• What you will do: Write out every entry exactly as given, but omit the pictures.

• Provided records:
/---

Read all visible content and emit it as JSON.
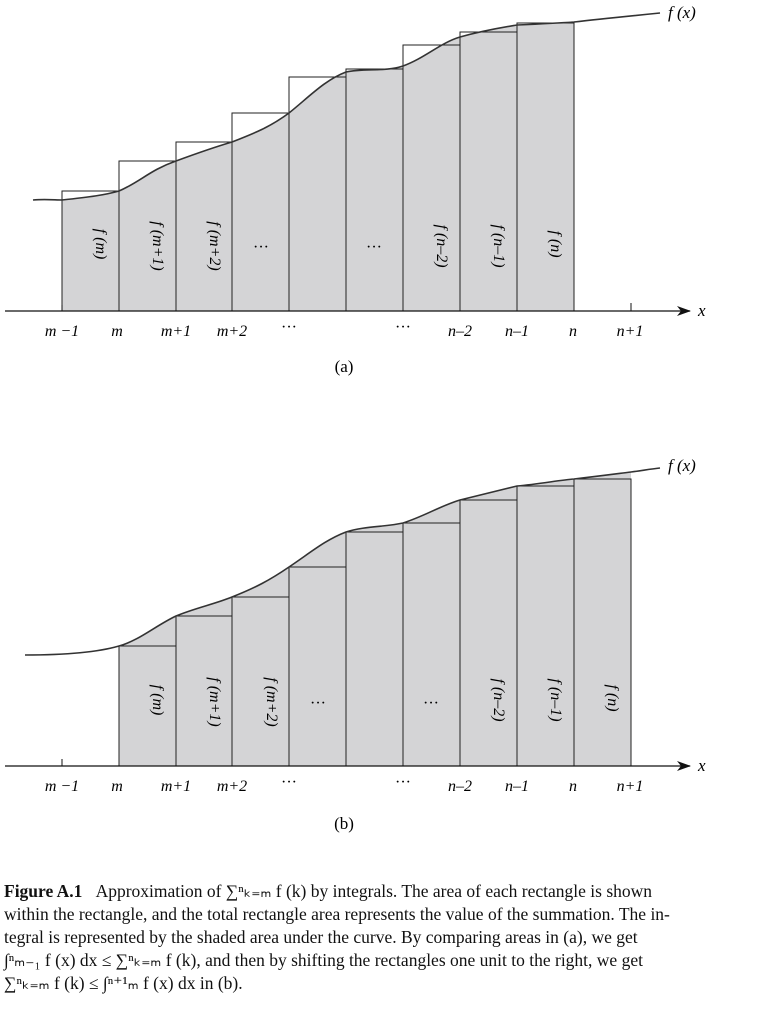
{
  "figure": {
    "curve_label": "f (x)",
    "x_axis_label": "x",
    "panels": [
      {
        "id": "a",
        "sublabel": "(a)",
        "tick_labels": [
          "m −1",
          "m",
          "m+1",
          "m+2",
          "···",
          "···",
          "n–2",
          "n–1",
          "n",
          "n+1"
        ],
        "rect_labels": [
          "f (m)",
          "f (m+1)",
          "f (m+2)",
          "···",
          "···",
          "f (n–2)",
          "f (n–1)",
          "f (n)"
        ]
      },
      {
        "id": "b",
        "sublabel": "(b)",
        "tick_labels": [
          "m −1",
          "m",
          "m+1",
          "m+2",
          "···",
          "···",
          "n–2",
          "n–1",
          "n",
          "n+1"
        ],
        "rect_labels": [
          "f (m)",
          "f (m+1)",
          "f (m+2)",
          "···",
          "···",
          "f (n–2)",
          "f (n–1)",
          "f (n)"
        ]
      }
    ]
  },
  "caption": {
    "label": "Figure A.1",
    "line1": "Approximation of ∑ⁿₖ₌ₘ f (k) by integrals.  The area of each rectangle is shown",
    "line2": "within the rectangle, and the total rectangle area represents the value of the summation.  The in-",
    "line3": "tegral is represented by the shaded area under the curve.  By comparing areas in (a), we get",
    "line4": "∫ⁿₘ₋₁ f (x) dx  ≤  ∑ⁿₖ₌ₘ f (k), and then by shifting the rectangles one unit to the right, we get",
    "line5": "∑ⁿₖ₌ₘ f (k) ≤ ∫ⁿ⁺¹ₘ f (x) dx in (b)."
  }
}
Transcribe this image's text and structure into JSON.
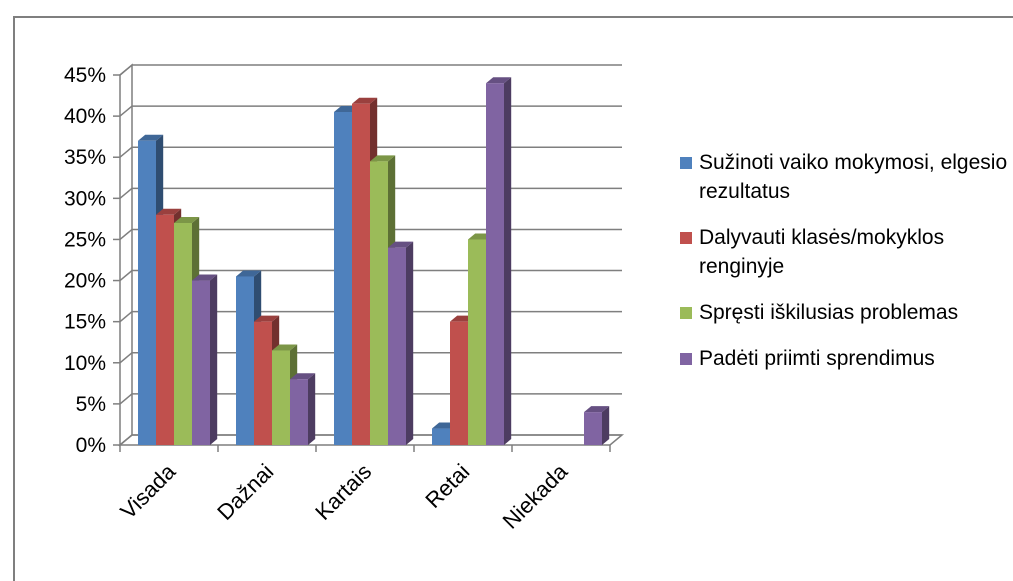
{
  "chart_data": {
    "type": "bar",
    "categories": [
      "Visada",
      "Dažnai",
      "Kartais",
      "Retai",
      "Niekada"
    ],
    "series": [
      {
        "name": "Sužinoti vaiko mokymosi, elgesio rezultatus",
        "color": "#4f81bd",
        "values": [
          37,
          20.5,
          40.5,
          2,
          0
        ]
      },
      {
        "name": "Dalyvauti klasės/mokyklos renginyje",
        "color": "#c0504d",
        "values": [
          28,
          15,
          41.5,
          15,
          0
        ]
      },
      {
        "name": "Spręsti iškilusias problemas",
        "color": "#9bbb59",
        "values": [
          27,
          11.5,
          34.5,
          25,
          0
        ]
      },
      {
        "name": "Padėti priimti sprendimus",
        "color": "#8064a2",
        "values": [
          20,
          8,
          24,
          44,
          4
        ]
      }
    ],
    "ylim": [
      0,
      45
    ],
    "yticks": [
      "0%",
      "5%",
      "10%",
      "15%",
      "20%",
      "25%",
      "30%",
      "35%",
      "40%",
      "45%"
    ],
    "ytick_values": [
      0,
      5,
      10,
      15,
      20,
      25,
      30,
      35,
      40,
      45
    ],
    "grid": true,
    "legend_position": "right",
    "style": "3d"
  }
}
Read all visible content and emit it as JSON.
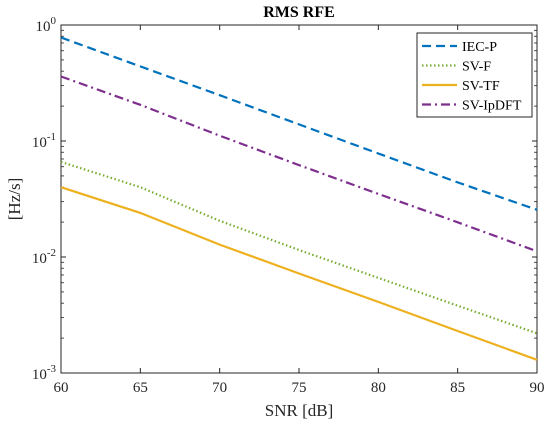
{
  "chart_data": {
    "type": "line",
    "title": "RMS RFE",
    "xlabel": "SNR [dB]",
    "ylabel": "[Hz/s]",
    "xlim": [
      60,
      90
    ],
    "ylim": [
      0.001,
      1
    ],
    "yscale": "log",
    "x_ticks": [
      60,
      65,
      70,
      75,
      80,
      85,
      90
    ],
    "y_ticks": [
      {
        "value": 0.001,
        "base": "10",
        "exp": "-3"
      },
      {
        "value": 0.01,
        "base": "10",
        "exp": "-2"
      },
      {
        "value": 0.1,
        "base": "10",
        "exp": "-1"
      },
      {
        "value": 1,
        "base": "10",
        "exp": "0"
      }
    ],
    "grid": false,
    "legend_position": "top-right",
    "x": [
      60,
      65,
      70,
      75,
      80,
      85,
      90
    ],
    "series": [
      {
        "name": "IEC-P",
        "color": "#0072BD",
        "dash": "dashed",
        "values": [
          0.78,
          0.44,
          0.248,
          0.139,
          0.078,
          0.044,
          0.0255
        ]
      },
      {
        "name": "SV-F",
        "color": "#77AC30",
        "dash": "dotted",
        "values": [
          0.066,
          0.04,
          0.0205,
          0.0115,
          0.0066,
          0.0038,
          0.0022
        ]
      },
      {
        "name": "SV-TF",
        "color": "#EDB120",
        "dash": "solid",
        "values": [
          0.04,
          0.024,
          0.0128,
          0.0072,
          0.0041,
          0.0023,
          0.0013
        ]
      },
      {
        "name": "SV-IpDFT",
        "color": "#7E2F8E",
        "dash": "dashdot",
        "values": [
          0.36,
          0.205,
          0.111,
          0.062,
          0.035,
          0.0199,
          0.0112
        ]
      }
    ]
  }
}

\---

• Expected output:
Read all visible content and emit it as JSON.
{
  "figure": {
    "curve_label": "f (x)",
    "x_axis_label": "x",
    "panels": [
      {
        "id": "a",
        "sublabel": "(a)",
        "tick_labels": [
          "m −1",
          "m",
          "m+1",
          "m+2",
          "···",
          "···",
          "n–2",
          "n–1",
          "n",
          "n+1"
        ],
        "rect_labels": [
          "f (m)",
          "f (m+1)",
          "f (m+2)",
          "···",
          "···",
          "f (n–2)",
          "f (n–1)",
          "f (n)"
        ]
      },
      {
        "id": "b",
        "sublabel": "(b)",
        "tick_labels": [
          "m −1",
          "m",
          "m+1",
          "m+2",
          "···",
          "···",
          "n–2",
          "n–1",
          "n",
          "n+1"
        ],
        "rect_labels": [
          "f (m)",
          "f (m+1)",
          "f (m+2)",
          "···",
          "···",
          "f (n–2)",
          "f (n–1)",
          "f (n)"
        ]
      }
    ]
  },
  "caption": {
    "label": "Figure A.1",
    "line1": "Approximation of ∑ⁿₖ₌ₘ f (k) by integrals.  The area of each rectangle is shown",
    "line2": "within the rectangle, and the total rectangle area represents the value of the summation.  The in-",
    "line3": "tegral is represented by the shaded area under the curve.  By comparing areas in (a), we get",
    "line4": "∫ⁿₘ₋₁ f (x) dx  ≤  ∑ⁿₖ₌ₘ f (k), and then by shifting the rectangles one unit to the right, we get",
    "line5": "∑ⁿₖ₌ₘ f (k) ≤ ∫ⁿ⁺¹ₘ f (x) dx in (b)."
  }
}
Transcribe this image's text and structure into JSON.
{
  "chart_data": {
    "type": "bar",
    "categories": [
      "Visada",
      "Dažnai",
      "Kartais",
      "Retai",
      "Niekada"
    ],
    "series": [
      {
        "name": "Sužinoti vaiko mokymosi, elgesio rezultatus",
        "color": "#4f81bd",
        "values": [
          37,
          20.5,
          40.5,
          2,
          0
        ]
      },
      {
        "name": "Dalyvauti klasės/mokyklos renginyje",
        "color": "#c0504d",
        "values": [
          28,
          15,
          41.5,
          15,
          0
        ]
      },
      {
        "name": "Spręsti iškilusias problemas",
        "color": "#9bbb59",
        "values": [
          27,
          11.5,
          34.5,
          25,
          0
        ]
      },
      {
        "name": "Padėti priimti sprendimus",
        "color": "#8064a2",
        "values": [
          20,
          8,
          24,
          44,
          4
        ]
      }
    ],
    "ylim": [
      0,
      45
    ],
    "yticks": [
      "0%",
      "5%",
      "10%",
      "15%",
      "20%",
      "25%",
      "30%",
      "35%",
      "40%",
      "45%"
    ],
    "ytick_values": [
      0,
      5,
      10,
      15,
      20,
      25,
      30,
      35,
      40,
      45
    ],
    "grid": true,
    "legend_position": "right",
    "style": "3d"
  }
}
Read all visible content and emit it as JSON.
{
  "chart_data": {
    "type": "line",
    "title": "RMS RFE",
    "xlabel": "SNR [dB]",
    "ylabel": "[Hz/s]",
    "xlim": [
      60,
      90
    ],
    "ylim": [
      0.001,
      1
    ],
    "yscale": "log",
    "x_ticks": [
      60,
      65,
      70,
      75,
      80,
      85,
      90
    ],
    "y_ticks": [
      {
        "value": 0.001,
        "base": "10",
        "exp": "-3"
      },
      {
        "value": 0.01,
        "base": "10",
        "exp": "-2"
      },
      {
        "value": 0.1,
        "base": "10",
        "exp": "-1"
      },
      {
        "value": 1,
        "base": "10",
        "exp": "0"
      }
    ],
    "grid": false,
    "legend_position": "top-right",
    "x": [
      60,
      65,
      70,
      75,
      80,
      85,
      90
    ],
    "series": [
      {
        "name": "IEC-P",
        "color": "#0072BD",
        "dash": "dashed",
        "values": [
          0.78,
          0.44,
          0.248,
          0.139,
          0.078,
          0.044,
          0.0255
        ]
      },
      {
        "name": "SV-F",
        "color": "#77AC30",
        "dash": "dotted",
        "values": [
          0.066,
          0.04,
          0.0205,
          0.0115,
          0.0066,
          0.0038,
          0.0022
        ]
      },
      {
        "name": "SV-TF",
        "color": "#EDB120",
        "dash": "solid",
        "values": [
          0.04,
          0.024,
          0.0128,
          0.0072,
          0.0041,
          0.0023,
          0.0013
        ]
      },
      {
        "name": "SV-IpDFT",
        "color": "#7E2F8E",
        "dash": "dashdot",
        "values": [
          0.36,
          0.205,
          0.111,
          0.062,
          0.035,
          0.0199,
          0.0112
        ]
      }
    ]
  }
}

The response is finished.